**REQUIRED TASK**
Of all the lines in the material, how many include the word "grands"? Reply with the number alone.

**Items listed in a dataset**
──────────────────────────────

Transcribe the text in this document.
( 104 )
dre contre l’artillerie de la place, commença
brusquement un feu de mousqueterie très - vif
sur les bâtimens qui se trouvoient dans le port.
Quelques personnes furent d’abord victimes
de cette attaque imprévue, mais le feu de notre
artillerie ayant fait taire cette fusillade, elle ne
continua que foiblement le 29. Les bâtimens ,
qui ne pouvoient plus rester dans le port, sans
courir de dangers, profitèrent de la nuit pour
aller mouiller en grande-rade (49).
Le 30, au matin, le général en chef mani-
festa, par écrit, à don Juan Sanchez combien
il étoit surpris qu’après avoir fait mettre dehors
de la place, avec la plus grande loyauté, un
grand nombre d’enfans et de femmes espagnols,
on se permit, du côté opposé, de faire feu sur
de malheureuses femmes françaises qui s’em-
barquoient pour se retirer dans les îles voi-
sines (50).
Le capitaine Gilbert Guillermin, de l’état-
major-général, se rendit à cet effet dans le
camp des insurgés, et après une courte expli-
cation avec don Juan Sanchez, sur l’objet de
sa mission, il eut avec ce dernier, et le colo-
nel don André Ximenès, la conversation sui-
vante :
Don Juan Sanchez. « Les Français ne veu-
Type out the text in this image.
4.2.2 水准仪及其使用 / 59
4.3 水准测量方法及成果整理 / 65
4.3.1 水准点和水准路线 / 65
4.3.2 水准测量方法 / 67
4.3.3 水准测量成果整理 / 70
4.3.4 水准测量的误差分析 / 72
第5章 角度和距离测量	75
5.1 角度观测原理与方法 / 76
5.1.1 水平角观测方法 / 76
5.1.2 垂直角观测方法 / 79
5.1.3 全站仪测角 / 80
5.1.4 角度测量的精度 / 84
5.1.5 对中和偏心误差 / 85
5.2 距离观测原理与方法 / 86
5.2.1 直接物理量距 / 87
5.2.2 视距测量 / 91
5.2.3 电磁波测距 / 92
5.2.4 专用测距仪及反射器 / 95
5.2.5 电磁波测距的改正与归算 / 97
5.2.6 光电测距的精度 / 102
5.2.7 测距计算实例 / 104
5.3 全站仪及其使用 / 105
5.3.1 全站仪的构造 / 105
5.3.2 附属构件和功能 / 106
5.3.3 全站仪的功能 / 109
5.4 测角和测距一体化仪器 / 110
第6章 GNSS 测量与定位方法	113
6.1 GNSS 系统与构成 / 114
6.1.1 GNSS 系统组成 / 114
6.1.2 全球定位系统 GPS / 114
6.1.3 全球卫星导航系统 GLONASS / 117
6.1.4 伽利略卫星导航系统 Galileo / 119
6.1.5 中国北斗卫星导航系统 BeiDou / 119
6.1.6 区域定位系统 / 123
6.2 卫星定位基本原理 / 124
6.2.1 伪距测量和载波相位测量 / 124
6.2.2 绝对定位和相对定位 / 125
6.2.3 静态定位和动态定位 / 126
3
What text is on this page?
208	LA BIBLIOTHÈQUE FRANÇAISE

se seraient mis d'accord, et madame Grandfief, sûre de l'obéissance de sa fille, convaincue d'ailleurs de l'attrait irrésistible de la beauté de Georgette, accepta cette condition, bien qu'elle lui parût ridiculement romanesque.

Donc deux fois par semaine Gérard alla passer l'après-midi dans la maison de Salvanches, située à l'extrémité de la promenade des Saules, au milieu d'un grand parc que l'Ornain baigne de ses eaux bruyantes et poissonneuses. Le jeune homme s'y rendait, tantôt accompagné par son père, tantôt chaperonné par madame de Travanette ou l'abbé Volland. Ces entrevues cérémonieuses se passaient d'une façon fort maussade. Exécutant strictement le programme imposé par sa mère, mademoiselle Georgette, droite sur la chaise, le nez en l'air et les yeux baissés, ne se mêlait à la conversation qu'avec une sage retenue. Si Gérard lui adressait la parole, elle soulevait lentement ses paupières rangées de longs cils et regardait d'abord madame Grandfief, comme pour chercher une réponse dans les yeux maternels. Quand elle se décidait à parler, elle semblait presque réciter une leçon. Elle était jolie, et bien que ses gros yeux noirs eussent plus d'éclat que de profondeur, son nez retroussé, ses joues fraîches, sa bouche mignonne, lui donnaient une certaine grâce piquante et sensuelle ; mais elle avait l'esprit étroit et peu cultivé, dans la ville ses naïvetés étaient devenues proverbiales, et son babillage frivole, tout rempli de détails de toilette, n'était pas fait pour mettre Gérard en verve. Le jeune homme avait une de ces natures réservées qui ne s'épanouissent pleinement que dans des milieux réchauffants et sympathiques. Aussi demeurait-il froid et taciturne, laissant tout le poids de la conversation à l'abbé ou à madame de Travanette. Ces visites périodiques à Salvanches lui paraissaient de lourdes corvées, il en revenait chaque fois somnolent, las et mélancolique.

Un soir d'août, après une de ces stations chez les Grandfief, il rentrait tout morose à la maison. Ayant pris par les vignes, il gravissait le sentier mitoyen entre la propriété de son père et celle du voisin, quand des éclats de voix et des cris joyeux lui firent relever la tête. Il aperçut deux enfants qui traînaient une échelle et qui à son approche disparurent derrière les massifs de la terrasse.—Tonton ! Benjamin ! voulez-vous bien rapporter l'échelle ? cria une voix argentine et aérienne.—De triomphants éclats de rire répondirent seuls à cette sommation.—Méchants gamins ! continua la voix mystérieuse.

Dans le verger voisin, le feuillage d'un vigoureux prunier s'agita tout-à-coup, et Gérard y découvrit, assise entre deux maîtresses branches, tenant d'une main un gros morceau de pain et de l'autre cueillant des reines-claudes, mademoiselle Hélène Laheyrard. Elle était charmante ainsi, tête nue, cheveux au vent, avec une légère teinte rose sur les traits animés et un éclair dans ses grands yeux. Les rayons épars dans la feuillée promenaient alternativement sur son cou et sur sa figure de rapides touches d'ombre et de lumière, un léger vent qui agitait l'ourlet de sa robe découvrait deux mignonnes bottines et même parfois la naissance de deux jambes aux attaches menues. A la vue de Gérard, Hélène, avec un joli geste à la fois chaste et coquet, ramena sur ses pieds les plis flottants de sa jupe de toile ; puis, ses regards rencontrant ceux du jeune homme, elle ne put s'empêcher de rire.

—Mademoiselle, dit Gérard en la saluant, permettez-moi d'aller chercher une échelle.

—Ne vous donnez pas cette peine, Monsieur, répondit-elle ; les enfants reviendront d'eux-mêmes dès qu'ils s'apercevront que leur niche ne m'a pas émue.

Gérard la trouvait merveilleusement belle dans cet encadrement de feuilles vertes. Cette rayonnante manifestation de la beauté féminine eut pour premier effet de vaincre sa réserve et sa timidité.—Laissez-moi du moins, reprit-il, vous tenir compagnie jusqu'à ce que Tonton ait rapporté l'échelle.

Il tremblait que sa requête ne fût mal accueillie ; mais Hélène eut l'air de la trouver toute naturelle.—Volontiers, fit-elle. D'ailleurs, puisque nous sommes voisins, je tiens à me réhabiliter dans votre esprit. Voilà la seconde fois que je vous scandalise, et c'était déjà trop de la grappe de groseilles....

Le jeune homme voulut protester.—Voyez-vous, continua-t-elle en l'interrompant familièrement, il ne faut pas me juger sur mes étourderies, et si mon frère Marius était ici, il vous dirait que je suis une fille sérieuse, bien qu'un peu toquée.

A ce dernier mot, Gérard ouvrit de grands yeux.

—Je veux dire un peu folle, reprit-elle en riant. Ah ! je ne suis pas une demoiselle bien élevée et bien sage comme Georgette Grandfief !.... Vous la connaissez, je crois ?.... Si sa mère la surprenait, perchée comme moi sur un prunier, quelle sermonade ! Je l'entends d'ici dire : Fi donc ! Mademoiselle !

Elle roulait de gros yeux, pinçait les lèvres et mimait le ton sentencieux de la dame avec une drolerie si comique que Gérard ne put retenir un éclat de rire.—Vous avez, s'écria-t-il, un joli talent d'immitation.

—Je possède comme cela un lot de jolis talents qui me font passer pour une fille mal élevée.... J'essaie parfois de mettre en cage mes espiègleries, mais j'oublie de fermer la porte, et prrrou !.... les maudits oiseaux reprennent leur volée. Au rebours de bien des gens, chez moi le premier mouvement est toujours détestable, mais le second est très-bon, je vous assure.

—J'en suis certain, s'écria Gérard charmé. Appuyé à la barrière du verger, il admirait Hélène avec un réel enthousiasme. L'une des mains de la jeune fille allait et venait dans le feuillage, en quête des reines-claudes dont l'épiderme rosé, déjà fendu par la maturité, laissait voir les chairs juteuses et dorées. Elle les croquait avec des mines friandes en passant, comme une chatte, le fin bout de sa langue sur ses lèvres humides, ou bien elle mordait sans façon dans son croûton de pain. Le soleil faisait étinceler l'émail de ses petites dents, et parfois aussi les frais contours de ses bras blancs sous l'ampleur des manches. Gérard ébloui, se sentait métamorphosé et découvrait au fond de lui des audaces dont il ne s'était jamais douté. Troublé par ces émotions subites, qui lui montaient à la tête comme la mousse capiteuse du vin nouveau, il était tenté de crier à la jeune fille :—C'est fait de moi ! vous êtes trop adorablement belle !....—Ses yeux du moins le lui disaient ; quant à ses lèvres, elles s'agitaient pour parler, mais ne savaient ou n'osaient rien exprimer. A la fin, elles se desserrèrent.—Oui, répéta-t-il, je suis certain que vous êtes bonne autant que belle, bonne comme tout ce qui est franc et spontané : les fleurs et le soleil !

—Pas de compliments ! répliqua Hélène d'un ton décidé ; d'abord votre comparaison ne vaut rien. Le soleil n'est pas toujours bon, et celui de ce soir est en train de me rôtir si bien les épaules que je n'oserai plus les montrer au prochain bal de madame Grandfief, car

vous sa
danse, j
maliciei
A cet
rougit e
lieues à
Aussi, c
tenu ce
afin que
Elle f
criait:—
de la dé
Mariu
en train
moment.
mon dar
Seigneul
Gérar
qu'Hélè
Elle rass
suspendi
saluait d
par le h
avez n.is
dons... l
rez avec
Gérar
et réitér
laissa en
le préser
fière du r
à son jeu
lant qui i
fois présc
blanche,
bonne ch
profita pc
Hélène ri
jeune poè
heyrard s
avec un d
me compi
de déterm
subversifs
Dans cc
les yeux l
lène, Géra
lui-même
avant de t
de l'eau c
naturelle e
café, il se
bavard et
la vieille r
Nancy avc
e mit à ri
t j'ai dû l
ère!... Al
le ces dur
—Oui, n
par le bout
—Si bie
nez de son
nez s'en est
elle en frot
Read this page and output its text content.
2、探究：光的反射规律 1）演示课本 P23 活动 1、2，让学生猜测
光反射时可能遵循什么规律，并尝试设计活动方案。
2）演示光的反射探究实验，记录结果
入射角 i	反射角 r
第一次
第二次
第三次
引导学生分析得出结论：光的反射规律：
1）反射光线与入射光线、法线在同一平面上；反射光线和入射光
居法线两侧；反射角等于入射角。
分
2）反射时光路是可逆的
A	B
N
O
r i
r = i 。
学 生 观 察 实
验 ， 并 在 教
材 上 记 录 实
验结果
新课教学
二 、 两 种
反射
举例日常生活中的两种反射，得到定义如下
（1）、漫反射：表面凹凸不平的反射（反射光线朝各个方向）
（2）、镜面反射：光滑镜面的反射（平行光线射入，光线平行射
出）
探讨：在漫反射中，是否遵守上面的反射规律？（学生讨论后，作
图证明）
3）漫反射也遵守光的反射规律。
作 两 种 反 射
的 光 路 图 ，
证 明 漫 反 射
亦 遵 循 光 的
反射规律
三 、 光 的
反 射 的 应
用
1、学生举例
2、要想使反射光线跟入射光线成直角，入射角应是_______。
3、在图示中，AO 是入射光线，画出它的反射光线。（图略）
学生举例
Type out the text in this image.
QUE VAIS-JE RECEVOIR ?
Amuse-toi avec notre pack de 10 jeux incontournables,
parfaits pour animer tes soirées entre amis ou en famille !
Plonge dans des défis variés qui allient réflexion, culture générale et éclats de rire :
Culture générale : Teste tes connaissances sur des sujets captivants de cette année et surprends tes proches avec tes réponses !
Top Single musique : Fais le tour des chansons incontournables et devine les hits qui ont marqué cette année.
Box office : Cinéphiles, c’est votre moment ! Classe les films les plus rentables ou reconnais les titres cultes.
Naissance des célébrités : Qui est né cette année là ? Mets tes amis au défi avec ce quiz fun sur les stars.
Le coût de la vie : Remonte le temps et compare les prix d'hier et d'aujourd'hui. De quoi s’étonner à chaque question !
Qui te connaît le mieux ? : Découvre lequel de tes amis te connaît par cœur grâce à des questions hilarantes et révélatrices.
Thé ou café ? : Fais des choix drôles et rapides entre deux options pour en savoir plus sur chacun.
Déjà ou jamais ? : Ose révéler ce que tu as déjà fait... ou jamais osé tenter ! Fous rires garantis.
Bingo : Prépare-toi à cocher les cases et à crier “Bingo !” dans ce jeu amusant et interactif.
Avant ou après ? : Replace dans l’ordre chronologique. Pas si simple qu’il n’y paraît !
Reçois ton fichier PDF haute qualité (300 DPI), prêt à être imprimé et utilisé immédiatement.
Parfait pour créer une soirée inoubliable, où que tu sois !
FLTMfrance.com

──────────────────────────────

**TASK RESULT**
2